What is asked: Show every line below where "from" can be found.

Records for processing:
_ _ _

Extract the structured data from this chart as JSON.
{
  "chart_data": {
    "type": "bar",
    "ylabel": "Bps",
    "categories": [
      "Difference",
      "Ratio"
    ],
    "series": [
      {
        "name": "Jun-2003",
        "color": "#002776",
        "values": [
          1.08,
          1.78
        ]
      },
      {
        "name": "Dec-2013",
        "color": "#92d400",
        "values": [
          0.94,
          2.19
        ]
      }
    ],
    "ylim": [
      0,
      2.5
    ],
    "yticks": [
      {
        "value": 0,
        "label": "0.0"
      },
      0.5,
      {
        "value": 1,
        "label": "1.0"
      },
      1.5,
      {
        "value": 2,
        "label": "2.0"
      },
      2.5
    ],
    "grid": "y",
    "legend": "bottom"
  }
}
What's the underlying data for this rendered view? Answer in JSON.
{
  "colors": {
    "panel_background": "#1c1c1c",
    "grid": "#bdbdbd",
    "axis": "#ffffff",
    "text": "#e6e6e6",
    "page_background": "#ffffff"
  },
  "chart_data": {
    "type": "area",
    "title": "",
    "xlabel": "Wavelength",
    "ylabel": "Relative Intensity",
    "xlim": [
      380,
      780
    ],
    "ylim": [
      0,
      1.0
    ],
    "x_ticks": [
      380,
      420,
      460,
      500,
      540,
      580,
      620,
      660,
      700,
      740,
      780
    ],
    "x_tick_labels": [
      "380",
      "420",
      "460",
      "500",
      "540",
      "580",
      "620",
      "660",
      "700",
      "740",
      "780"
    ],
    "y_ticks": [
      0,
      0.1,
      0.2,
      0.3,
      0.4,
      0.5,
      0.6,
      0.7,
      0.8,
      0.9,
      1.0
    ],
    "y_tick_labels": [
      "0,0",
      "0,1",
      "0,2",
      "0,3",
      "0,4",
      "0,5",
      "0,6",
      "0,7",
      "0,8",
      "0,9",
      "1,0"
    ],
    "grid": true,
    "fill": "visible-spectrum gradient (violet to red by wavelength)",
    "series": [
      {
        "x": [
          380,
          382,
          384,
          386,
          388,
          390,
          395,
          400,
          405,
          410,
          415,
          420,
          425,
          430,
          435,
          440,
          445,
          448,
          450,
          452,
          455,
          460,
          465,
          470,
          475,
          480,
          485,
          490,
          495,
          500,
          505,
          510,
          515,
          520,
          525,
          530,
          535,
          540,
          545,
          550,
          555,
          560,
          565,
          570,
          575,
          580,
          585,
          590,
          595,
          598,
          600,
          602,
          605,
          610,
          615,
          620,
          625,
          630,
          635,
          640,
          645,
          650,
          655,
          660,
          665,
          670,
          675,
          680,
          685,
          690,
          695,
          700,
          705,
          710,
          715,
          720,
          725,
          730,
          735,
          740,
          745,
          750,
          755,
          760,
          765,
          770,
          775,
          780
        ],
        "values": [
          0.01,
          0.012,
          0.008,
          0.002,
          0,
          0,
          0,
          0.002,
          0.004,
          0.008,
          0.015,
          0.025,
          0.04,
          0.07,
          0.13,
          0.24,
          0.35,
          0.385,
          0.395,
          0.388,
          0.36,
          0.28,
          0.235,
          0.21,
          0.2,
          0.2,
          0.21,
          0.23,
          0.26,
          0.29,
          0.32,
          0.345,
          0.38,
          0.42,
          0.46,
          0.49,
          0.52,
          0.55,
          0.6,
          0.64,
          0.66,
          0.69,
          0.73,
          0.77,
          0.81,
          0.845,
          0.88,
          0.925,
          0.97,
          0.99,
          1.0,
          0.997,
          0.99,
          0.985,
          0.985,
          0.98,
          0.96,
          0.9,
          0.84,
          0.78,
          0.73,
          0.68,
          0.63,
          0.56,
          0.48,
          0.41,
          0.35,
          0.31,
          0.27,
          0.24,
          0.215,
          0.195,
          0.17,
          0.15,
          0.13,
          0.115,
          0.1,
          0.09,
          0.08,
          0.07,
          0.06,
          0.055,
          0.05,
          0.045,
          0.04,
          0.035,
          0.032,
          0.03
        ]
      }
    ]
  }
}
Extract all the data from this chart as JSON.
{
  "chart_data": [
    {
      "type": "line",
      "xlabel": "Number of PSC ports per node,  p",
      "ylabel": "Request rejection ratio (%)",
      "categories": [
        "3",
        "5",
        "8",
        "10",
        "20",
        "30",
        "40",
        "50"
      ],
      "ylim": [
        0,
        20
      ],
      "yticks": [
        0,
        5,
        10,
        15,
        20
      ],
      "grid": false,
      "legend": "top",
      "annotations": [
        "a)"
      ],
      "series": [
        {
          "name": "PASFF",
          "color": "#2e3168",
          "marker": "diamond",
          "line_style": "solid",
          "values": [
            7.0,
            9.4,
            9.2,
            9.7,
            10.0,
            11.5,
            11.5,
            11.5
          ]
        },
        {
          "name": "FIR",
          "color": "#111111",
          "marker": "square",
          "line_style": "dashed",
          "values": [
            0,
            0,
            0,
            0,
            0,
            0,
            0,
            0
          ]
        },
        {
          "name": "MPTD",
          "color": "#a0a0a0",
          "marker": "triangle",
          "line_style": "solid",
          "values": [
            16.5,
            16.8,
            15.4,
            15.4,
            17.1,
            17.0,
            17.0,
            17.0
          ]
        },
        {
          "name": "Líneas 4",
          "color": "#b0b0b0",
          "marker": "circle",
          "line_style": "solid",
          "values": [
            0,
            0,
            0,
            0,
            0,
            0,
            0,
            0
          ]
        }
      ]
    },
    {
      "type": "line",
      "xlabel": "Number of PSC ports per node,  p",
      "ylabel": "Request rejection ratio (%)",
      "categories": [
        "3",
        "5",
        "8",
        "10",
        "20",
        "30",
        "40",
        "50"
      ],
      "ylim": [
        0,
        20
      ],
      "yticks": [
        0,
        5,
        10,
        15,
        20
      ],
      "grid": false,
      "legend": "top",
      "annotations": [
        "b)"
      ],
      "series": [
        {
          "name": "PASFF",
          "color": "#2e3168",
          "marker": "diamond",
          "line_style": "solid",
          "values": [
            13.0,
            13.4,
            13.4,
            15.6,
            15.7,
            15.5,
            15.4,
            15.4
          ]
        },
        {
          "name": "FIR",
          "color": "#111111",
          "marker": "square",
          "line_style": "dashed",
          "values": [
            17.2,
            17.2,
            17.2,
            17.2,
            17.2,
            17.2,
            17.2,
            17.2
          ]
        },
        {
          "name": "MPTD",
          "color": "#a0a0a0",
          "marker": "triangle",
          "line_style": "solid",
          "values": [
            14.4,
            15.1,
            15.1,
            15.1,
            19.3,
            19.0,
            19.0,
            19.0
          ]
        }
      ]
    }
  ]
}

_ _ _

The response:
Extract the structured data from this chart as JSON.
Extract all the data from this chart as JSON.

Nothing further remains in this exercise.